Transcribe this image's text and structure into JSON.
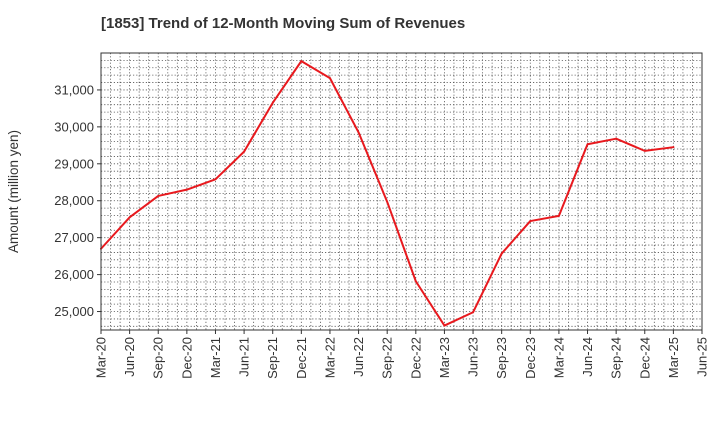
{
  "colors": {
    "series": "#e8191e",
    "grid": "#555555",
    "frame": "#333333",
    "text": "#333333"
  },
  "chart_data": {
    "type": "line",
    "title": "[1853]  Trend of 12-Month Moving Sum of Revenues",
    "ylabel": "Amount (million yen)",
    "xlabel": "",
    "grid": true,
    "ylim": [
      24500,
      32000
    ],
    "yticks": [
      25000,
      26000,
      27000,
      28000,
      29000,
      30000,
      31000
    ],
    "ytick_labels": [
      "25,000",
      "26,000",
      "27,000",
      "28,000",
      "29,000",
      "30,000",
      "31,000"
    ],
    "xtick_labels": [
      "Mar-20",
      "Jun-20",
      "Sep-20",
      "Dec-20",
      "Mar-21",
      "Jun-21",
      "Sep-21",
      "Dec-21",
      "Mar-22",
      "Jun-22",
      "Sep-22",
      "Dec-22",
      "Mar-23",
      "Jun-23",
      "Sep-23",
      "Dec-23",
      "Mar-24",
      "Jun-24",
      "Sep-24",
      "Dec-24",
      "Mar-25",
      "Jun-25"
    ],
    "series": [
      {
        "x": [
          "Mar-20",
          "Jun-20",
          "Sep-20",
          "Dec-20",
          "Mar-21",
          "Jun-21",
          "Sep-21",
          "Dec-21",
          "Mar-22",
          "Jun-22",
          "Sep-22",
          "Dec-22",
          "Mar-23",
          "Jun-23",
          "Sep-23",
          "Dec-23",
          "Mar-24",
          "Jun-24",
          "Sep-24",
          "Dec-24",
          "Mar-25"
        ],
        "values": [
          26700,
          27550,
          28130,
          28300,
          28580,
          29330,
          30650,
          31780,
          31320,
          29850,
          27970,
          25820,
          24620,
          24980,
          26570,
          27450,
          27590,
          29530,
          29680,
          29350,
          29450
        ]
      }
    ]
  }
}
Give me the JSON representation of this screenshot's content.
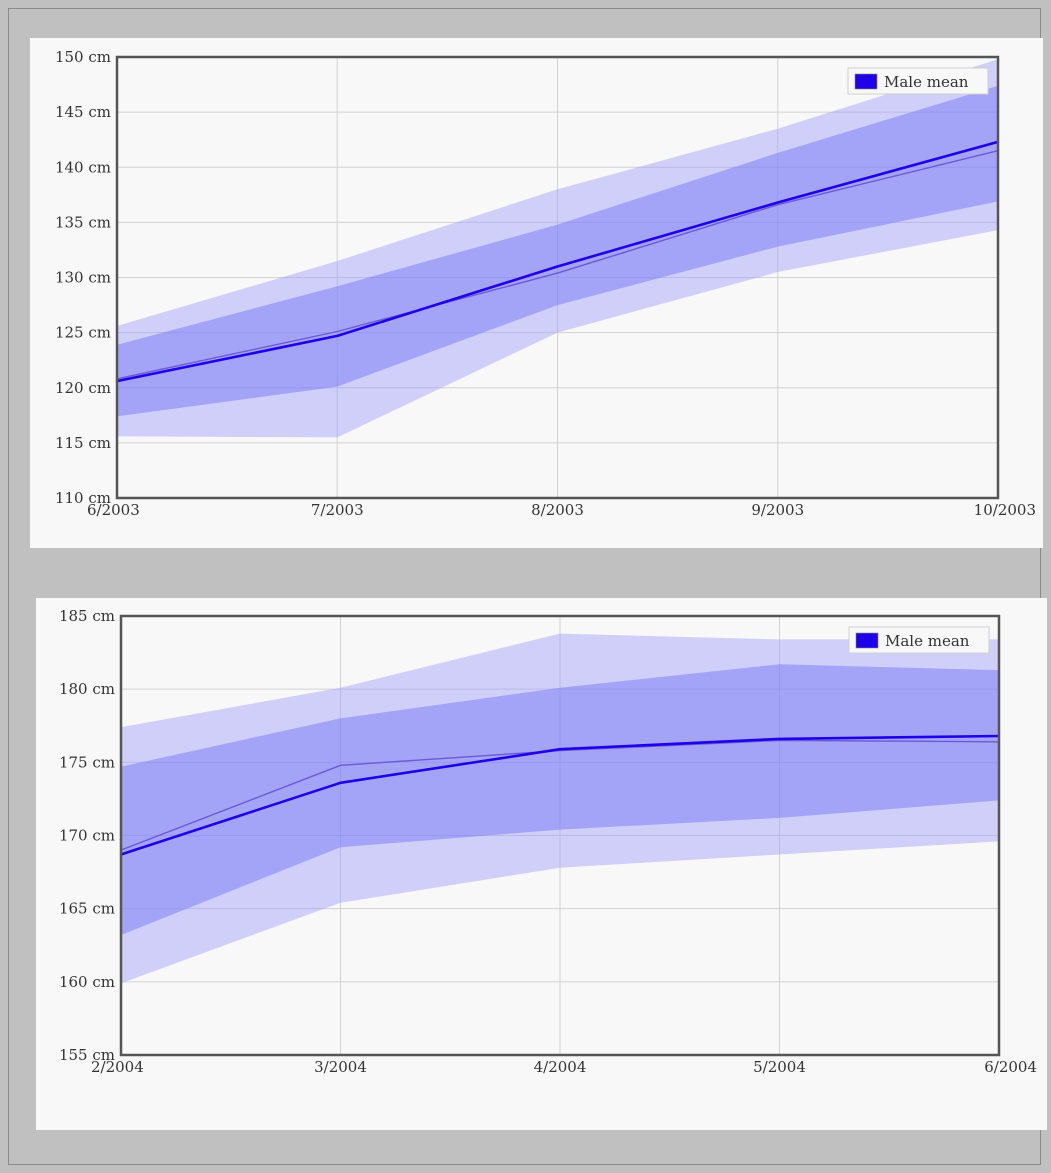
{
  "chart_data": [
    {
      "type": "area",
      "y_unit": "cm",
      "ylim": [
        110,
        150
      ],
      "y_ticks": [
        110,
        115,
        120,
        125,
        130,
        135,
        140,
        145,
        150
      ],
      "categories": [
        "6/2003",
        "7/2003",
        "8/2003",
        "9/2003",
        "10/2003"
      ],
      "grid": true,
      "legend": {
        "position": "top-right",
        "label": "Male mean",
        "color": "#2000e8"
      },
      "series": [
        {
          "name": "Male mean",
          "values": [
            120.6,
            124.7,
            131.0,
            136.8,
            142.3
          ]
        }
      ],
      "secondary_line": [
        120.8,
        125.1,
        130.4,
        136.6,
        141.5
      ],
      "bands": {
        "outer_upper": [
          125.6,
          131.5,
          138.0,
          143.5,
          149.8
        ],
        "outer_lower": [
          115.6,
          115.5,
          125.0,
          130.5,
          134.3
        ],
        "inner_upper": [
          123.9,
          129.2,
          134.8,
          141.3,
          147.4
        ],
        "inner_lower": [
          117.4,
          120.1,
          127.5,
          132.8,
          136.9
        ]
      }
    },
    {
      "type": "area",
      "y_unit": "cm",
      "ylim": [
        155,
        185
      ],
      "y_ticks": [
        155,
        160,
        165,
        170,
        175,
        180,
        185
      ],
      "categories": [
        "2/2004",
        "3/2004",
        "4/2004",
        "5/2004",
        "6/2004"
      ],
      "grid": true,
      "legend": {
        "position": "top-right",
        "label": "Male mean",
        "color": "#2000e8"
      },
      "series": [
        {
          "name": "Male mean",
          "values": [
            168.7,
            173.6,
            175.9,
            176.6,
            176.8
          ]
        }
      ],
      "secondary_line": [
        169.0,
        174.8,
        175.8,
        176.5,
        176.4
      ],
      "bands": {
        "outer_upper": [
          177.4,
          180.1,
          183.8,
          183.4,
          183.4
        ],
        "outer_lower": [
          159.9,
          165.4,
          167.8,
          168.7,
          169.6
        ],
        "inner_upper": [
          174.7,
          178.0,
          180.1,
          181.7,
          181.3
        ],
        "inner_lower": [
          163.2,
          169.2,
          170.4,
          171.2,
          172.4
        ]
      }
    }
  ]
}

◇ ◇ ◇ ◇

**Written problem:**
Copy the records above exactly, omitting every picture.

**Exercise response:**
Transcribe this image's text and structure into JSON.
{
  "colors": {
    "series": "#e8191e",
    "grid": "#555555",
    "frame": "#333333",
    "text": "#333333"
  },
  "chart_data": {
    "type": "line",
    "title": "[1853]  Trend of 12-Month Moving Sum of Revenues",
    "ylabel": "Amount (million yen)",
    "xlabel": "",
    "grid": true,
    "ylim": [
      24500,
      32000
    ],
    "yticks": [
      25000,
      26000,
      27000,
      28000,
      29000,
      30000,
      31000
    ],
    "ytick_labels": [
      "25,000",
      "26,000",
      "27,000",
      "28,000",
      "29,000",
      "30,000",
      "31,000"
    ],
    "xtick_labels": [
      "Mar-20",
      "Jun-20",
      "Sep-20",
      "Dec-20",
      "Mar-21",
      "Jun-21",
      "Sep-21",
      "Dec-21",
      "Mar-22",
      "Jun-22",
      "Sep-22",
      "Dec-22",
      "Mar-23",
      "Jun-23",
      "Sep-23",
      "Dec-23",
      "Mar-24",
      "Jun-24",
      "Sep-24",
      "Dec-24",
      "Mar-25",
      "Jun-25"
    ],
    "series": [
      {
        "x": [
          "Mar-20",
          "Jun-20",
          "Sep-20",
          "Dec-20",
          "Mar-21",
          "Jun-21",
          "Sep-21",
          "Dec-21",
          "Mar-22",
          "Jun-22",
          "Sep-22",
          "Dec-22",
          "Mar-23",
          "Jun-23",
          "Sep-23",
          "Dec-23",
          "Mar-24",
          "Jun-24",
          "Sep-24",
          "Dec-24",
          "Mar-25"
        ],
        "values": [
          26700,
          27550,
          28130,
          28300,
          28580,
          29330,
          30650,
          31780,
          31320,
          29850,
          27970,
          25820,
          24620,
          24980,
          26570,
          27450,
          27590,
          29530,
          29680,
          29350,
          29450
        ]
      }
    ]
  }
}
Give me the JSON representation of this screenshot's content.
{
  "chart_data": [
    {
      "type": "area",
      "y_unit": "cm",
      "ylim": [
        110,
        150
      ],
      "y_ticks": [
        110,
        115,
        120,
        125,
        130,
        135,
        140,
        145,
        150
      ],
      "categories": [
        "6/2003",
        "7/2003",
        "8/2003",
        "9/2003",
        "10/2003"
      ],
      "grid": true,
      "legend": {
        "position": "top-right",
        "label": "Male mean",
        "color": "#2000e8"
      },
      "series": [
        {
          "name": "Male mean",
          "values": [
            120.6,
            124.7,
            131.0,
            136.8,
            142.3
          ]
        }
      ],
      "secondary_line": [
        120.8,
        125.1,
        130.4,
        136.6,
        141.5
      ],
      "bands": {
        "outer_upper": [
          125.6,
          131.5,
          138.0,
          143.5,
          149.8
        ],
        "outer_lower": [
          115.6,
          115.5,
          125.0,
          130.5,
          134.3
        ],
        "inner_upper": [
          123.9,
          129.2,
          134.8,
          141.3,
          147.4
        ],
        "inner_lower": [
          117.4,
          120.1,
          127.5,
          132.8,
          136.9
        ]
      }
    },
    {
      "type": "area",
      "y_unit": "cm",
      "ylim": [
        155,
        185
      ],
      "y_ticks": [
        155,
        160,
        165,
        170,
        175,
        180,
        185
      ],
      "categories": [
        "2/2004",
        "3/2004",
        "4/2004",
        "5/2004",
        "6/2004"
      ],
      "grid": true,
      "legend": {
        "position": "top-right",
        "label": "Male mean",
        "color": "#2000e8"
      },
      "series": [
        {
          "name": "Male mean",
          "values": [
            168.7,
            173.6,
            175.9,
            176.6,
            176.8
          ]
        }
      ],
      "secondary_line": [
        169.0,
        174.8,
        175.8,
        176.5,
        176.4
      ],
      "bands": {
        "outer_upper": [
          177.4,
          180.1,
          183.8,
          183.4,
          183.4
        ],
        "outer_lower": [
          159.9,
          165.4,
          167.8,
          168.7,
          169.6
        ],
        "inner_upper": [
          174.7,
          178.0,
          180.1,
          181.7,
          181.3
        ],
        "inner_lower": [
          163.2,
          169.2,
          170.4,
          171.2,
          172.4
        ]
      }
    }
  ]
}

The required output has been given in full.